Entries shown:
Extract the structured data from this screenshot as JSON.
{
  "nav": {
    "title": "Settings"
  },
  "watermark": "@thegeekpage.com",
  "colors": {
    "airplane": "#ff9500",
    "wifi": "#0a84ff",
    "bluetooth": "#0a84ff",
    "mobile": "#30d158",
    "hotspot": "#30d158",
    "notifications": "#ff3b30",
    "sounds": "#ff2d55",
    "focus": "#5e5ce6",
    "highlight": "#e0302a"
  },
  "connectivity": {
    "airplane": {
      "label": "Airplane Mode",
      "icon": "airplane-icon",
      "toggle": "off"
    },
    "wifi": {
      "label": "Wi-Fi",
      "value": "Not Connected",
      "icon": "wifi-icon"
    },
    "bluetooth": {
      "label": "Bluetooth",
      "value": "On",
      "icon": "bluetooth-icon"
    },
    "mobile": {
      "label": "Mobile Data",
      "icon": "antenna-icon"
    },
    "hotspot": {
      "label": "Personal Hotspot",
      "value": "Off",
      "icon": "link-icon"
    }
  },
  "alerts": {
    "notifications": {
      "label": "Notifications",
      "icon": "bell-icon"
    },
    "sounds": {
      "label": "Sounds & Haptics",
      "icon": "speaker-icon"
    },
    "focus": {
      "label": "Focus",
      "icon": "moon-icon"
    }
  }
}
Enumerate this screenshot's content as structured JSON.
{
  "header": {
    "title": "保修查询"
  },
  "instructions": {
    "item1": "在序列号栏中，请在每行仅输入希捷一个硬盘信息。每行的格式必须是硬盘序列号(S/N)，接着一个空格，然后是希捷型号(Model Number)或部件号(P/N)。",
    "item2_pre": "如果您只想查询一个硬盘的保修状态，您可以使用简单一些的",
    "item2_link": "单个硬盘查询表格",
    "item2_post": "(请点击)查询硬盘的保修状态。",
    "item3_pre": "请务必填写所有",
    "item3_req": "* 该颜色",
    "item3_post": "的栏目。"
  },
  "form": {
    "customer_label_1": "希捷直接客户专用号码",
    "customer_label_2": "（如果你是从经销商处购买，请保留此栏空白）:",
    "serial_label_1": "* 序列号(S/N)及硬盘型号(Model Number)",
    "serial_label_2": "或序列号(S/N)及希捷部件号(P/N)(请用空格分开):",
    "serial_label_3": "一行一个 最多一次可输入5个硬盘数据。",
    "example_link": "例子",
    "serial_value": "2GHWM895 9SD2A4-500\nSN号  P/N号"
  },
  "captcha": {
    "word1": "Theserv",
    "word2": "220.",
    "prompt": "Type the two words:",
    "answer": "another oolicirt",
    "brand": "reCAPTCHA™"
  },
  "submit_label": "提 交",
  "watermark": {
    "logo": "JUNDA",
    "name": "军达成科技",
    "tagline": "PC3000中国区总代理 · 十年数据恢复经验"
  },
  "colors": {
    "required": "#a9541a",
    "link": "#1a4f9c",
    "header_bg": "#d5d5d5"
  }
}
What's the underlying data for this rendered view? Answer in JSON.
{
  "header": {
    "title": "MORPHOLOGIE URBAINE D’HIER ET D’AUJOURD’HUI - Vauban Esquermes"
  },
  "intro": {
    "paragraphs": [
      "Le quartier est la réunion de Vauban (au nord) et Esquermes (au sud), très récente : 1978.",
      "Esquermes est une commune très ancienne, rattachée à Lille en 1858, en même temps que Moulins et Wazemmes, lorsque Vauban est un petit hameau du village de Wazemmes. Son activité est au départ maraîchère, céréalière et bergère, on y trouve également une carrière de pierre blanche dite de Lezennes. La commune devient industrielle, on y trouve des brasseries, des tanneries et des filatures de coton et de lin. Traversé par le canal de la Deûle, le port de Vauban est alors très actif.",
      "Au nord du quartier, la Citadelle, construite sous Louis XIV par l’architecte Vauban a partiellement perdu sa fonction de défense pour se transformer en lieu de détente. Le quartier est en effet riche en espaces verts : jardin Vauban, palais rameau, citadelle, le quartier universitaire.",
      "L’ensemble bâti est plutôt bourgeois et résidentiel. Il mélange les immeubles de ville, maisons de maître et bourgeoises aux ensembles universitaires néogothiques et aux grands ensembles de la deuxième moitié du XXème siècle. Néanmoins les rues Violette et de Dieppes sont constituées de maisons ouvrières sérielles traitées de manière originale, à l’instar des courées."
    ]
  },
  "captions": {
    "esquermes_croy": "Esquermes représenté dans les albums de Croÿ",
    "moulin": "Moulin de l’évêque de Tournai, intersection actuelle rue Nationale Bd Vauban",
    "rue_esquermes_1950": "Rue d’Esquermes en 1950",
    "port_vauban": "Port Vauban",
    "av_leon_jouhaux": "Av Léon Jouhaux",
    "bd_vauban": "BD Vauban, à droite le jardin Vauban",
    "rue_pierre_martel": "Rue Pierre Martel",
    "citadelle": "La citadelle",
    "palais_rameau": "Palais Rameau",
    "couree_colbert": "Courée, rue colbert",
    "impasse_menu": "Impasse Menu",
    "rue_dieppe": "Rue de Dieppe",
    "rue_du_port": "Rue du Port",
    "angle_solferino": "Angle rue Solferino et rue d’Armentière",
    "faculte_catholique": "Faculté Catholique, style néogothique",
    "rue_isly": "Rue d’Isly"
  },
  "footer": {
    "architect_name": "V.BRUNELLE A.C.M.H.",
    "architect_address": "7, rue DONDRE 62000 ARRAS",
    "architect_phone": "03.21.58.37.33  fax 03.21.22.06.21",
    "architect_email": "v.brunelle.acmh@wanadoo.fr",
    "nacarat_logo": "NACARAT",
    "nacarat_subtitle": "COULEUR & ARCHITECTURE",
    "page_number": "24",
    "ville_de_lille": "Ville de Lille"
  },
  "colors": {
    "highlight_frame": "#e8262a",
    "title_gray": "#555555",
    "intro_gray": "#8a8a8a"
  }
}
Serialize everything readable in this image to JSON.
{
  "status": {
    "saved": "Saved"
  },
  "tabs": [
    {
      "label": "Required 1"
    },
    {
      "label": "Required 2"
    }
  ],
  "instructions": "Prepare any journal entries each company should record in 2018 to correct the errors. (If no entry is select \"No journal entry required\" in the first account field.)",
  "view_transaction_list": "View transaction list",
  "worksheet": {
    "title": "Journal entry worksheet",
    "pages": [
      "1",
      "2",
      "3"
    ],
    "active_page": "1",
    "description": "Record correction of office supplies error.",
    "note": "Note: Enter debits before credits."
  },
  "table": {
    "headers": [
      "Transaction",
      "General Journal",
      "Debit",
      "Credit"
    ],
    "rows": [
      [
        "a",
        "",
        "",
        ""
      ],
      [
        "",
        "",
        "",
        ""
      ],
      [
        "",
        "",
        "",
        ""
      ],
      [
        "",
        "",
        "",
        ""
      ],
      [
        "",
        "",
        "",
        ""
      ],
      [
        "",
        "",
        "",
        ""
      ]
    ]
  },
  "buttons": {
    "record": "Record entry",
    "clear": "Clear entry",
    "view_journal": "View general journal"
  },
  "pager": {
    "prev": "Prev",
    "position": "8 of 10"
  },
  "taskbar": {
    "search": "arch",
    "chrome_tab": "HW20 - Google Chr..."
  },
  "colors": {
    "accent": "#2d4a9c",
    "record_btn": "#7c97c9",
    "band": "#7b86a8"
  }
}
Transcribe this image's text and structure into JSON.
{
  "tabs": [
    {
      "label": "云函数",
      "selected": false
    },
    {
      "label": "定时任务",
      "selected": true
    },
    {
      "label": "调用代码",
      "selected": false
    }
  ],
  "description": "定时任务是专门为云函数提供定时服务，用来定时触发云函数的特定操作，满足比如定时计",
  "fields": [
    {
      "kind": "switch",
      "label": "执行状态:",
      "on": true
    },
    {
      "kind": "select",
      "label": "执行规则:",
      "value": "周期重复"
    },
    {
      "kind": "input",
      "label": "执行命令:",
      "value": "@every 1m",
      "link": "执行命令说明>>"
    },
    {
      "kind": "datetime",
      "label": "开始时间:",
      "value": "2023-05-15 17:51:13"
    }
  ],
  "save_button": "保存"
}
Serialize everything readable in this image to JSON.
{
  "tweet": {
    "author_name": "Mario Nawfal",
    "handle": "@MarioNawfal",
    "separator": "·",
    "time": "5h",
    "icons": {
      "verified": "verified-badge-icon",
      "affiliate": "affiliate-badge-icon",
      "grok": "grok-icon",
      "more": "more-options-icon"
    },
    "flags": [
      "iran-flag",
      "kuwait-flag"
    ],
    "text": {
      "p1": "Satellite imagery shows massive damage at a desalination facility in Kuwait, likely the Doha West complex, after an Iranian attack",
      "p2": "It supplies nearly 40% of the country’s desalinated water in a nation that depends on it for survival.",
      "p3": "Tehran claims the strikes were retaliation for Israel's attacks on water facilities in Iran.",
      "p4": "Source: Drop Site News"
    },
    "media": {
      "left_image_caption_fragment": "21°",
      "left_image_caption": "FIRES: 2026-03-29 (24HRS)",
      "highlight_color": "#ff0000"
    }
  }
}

Your instructions: Working from the entries above, return all lines that contain "text".

The reply:
Transcribe this image's text and structure into JSON.
    "text": {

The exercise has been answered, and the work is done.